WHAT YOU WILL DO:
List every line in this data where the string "parroquial" occurs.

INFORMATION SHOWN:

++++++++++++++++++++

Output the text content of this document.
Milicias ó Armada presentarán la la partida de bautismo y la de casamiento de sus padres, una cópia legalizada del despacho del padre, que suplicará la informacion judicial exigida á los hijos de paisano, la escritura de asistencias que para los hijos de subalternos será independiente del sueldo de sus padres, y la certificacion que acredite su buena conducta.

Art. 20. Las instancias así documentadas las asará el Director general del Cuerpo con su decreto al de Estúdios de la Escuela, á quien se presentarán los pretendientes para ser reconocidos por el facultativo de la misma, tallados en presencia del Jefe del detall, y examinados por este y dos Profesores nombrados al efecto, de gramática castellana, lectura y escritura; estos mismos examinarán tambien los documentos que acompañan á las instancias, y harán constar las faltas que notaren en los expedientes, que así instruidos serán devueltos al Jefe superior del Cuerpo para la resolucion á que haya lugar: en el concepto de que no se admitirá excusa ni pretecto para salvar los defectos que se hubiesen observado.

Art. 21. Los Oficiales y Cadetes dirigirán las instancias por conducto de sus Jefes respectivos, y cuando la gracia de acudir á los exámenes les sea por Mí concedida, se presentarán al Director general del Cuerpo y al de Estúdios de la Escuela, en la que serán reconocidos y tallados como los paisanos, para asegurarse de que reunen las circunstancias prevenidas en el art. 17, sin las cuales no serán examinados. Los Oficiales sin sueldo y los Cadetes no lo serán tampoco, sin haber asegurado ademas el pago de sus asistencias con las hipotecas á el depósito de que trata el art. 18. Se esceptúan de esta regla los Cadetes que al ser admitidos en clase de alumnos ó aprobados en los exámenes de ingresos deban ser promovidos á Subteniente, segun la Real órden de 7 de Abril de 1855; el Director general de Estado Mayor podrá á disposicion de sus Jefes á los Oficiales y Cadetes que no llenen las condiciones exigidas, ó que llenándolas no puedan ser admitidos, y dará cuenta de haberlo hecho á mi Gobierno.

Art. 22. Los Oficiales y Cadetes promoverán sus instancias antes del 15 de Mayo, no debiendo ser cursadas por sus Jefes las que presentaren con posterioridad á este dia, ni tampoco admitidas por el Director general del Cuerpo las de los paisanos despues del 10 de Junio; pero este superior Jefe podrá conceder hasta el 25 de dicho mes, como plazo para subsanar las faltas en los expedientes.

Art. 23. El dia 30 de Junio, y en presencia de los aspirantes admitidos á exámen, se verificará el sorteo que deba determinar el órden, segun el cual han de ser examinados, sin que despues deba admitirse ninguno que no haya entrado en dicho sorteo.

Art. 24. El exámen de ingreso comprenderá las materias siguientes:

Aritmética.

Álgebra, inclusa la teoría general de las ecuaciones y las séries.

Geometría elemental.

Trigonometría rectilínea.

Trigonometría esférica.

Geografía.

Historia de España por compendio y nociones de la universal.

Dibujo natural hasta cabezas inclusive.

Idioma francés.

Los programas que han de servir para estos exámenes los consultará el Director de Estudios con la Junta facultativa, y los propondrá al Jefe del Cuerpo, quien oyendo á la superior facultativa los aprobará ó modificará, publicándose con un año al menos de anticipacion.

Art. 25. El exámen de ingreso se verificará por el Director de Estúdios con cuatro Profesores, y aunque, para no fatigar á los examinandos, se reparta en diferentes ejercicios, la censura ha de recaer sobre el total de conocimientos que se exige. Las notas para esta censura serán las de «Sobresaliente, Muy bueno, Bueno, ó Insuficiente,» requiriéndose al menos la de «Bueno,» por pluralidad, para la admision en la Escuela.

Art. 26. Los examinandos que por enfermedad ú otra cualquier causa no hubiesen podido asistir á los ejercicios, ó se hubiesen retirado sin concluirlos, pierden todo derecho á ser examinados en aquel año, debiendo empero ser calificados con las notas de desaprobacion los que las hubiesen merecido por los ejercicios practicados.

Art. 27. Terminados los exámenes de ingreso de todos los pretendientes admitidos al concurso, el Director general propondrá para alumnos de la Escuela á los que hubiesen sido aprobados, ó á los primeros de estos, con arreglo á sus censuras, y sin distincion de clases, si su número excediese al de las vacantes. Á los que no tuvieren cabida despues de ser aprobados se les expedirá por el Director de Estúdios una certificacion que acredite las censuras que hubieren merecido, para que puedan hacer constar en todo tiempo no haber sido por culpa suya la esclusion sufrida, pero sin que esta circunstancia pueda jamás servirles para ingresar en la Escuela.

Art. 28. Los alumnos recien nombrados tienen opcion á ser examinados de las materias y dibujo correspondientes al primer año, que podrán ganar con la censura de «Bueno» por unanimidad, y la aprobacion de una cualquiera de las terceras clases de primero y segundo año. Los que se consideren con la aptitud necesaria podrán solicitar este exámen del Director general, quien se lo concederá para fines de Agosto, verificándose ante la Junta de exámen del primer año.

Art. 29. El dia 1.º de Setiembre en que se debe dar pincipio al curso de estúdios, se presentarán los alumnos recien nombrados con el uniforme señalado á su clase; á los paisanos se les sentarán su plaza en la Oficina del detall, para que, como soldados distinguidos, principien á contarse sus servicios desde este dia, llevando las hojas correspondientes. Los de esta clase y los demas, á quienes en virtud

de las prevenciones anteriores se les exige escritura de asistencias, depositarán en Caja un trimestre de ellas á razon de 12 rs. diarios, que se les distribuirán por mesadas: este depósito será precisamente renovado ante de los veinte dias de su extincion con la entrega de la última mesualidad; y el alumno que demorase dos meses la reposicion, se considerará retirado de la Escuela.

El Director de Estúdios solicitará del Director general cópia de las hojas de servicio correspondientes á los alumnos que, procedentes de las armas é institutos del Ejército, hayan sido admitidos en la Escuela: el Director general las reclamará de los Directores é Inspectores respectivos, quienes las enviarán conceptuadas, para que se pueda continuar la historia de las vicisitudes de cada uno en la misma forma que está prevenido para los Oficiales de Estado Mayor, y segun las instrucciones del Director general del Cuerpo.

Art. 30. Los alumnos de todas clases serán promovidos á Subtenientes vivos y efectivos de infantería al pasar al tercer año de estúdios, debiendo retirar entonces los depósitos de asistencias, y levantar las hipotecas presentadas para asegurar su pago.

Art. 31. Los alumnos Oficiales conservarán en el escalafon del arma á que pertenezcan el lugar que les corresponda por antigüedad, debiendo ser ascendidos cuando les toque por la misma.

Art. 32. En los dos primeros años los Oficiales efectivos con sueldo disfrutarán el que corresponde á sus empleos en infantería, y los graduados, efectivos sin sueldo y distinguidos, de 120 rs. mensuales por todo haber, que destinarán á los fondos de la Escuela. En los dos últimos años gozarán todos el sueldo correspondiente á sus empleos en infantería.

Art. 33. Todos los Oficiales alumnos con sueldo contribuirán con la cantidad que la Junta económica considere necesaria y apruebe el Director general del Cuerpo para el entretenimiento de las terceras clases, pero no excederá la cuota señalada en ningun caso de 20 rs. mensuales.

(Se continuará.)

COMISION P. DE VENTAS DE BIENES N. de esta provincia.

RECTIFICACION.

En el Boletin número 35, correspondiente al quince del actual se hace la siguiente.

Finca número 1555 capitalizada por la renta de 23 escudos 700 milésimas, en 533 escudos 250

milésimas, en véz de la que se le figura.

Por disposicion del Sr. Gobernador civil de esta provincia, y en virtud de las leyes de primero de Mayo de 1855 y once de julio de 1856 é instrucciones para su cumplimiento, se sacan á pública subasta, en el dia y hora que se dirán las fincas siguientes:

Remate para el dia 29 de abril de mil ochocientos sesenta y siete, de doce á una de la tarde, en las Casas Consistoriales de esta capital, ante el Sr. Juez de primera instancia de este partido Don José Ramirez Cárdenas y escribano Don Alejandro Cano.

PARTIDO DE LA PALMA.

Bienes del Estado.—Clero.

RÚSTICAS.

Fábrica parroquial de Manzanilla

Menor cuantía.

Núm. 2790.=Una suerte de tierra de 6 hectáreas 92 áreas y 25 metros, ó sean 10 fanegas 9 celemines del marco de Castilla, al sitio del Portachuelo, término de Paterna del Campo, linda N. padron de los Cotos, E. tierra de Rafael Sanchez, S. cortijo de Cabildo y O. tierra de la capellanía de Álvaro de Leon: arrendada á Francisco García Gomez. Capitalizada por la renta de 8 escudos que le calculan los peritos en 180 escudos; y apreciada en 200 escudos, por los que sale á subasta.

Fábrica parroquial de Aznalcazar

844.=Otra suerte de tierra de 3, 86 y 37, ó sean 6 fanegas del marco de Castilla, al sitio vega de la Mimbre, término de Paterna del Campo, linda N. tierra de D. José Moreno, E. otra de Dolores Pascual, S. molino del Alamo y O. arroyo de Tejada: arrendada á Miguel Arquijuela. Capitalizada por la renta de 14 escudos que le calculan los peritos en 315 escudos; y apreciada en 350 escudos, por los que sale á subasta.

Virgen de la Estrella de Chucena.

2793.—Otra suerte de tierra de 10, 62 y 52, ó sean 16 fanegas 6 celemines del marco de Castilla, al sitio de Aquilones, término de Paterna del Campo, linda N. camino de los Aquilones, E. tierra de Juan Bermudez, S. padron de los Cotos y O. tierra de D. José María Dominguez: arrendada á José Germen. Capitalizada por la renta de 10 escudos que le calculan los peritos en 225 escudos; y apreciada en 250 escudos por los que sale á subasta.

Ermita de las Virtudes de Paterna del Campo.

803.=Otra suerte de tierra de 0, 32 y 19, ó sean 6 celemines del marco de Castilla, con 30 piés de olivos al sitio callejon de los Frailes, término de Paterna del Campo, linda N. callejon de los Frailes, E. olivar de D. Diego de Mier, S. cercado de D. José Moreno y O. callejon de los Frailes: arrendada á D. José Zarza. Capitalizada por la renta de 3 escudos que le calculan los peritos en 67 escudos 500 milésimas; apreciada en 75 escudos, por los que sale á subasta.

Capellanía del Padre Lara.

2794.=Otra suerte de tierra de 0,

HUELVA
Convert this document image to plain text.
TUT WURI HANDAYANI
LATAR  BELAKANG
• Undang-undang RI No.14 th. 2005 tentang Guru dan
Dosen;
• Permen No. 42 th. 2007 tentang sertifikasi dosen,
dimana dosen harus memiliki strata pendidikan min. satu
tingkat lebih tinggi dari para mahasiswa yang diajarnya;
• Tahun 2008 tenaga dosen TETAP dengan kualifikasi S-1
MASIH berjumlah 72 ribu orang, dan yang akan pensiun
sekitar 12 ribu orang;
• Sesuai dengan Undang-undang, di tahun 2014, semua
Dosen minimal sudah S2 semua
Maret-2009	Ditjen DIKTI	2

++++++++++++++++++++

EXERCISE ANSWER:
Fábrica parroquial de Manzanilla
Fábrica parroquial de Aznalcazar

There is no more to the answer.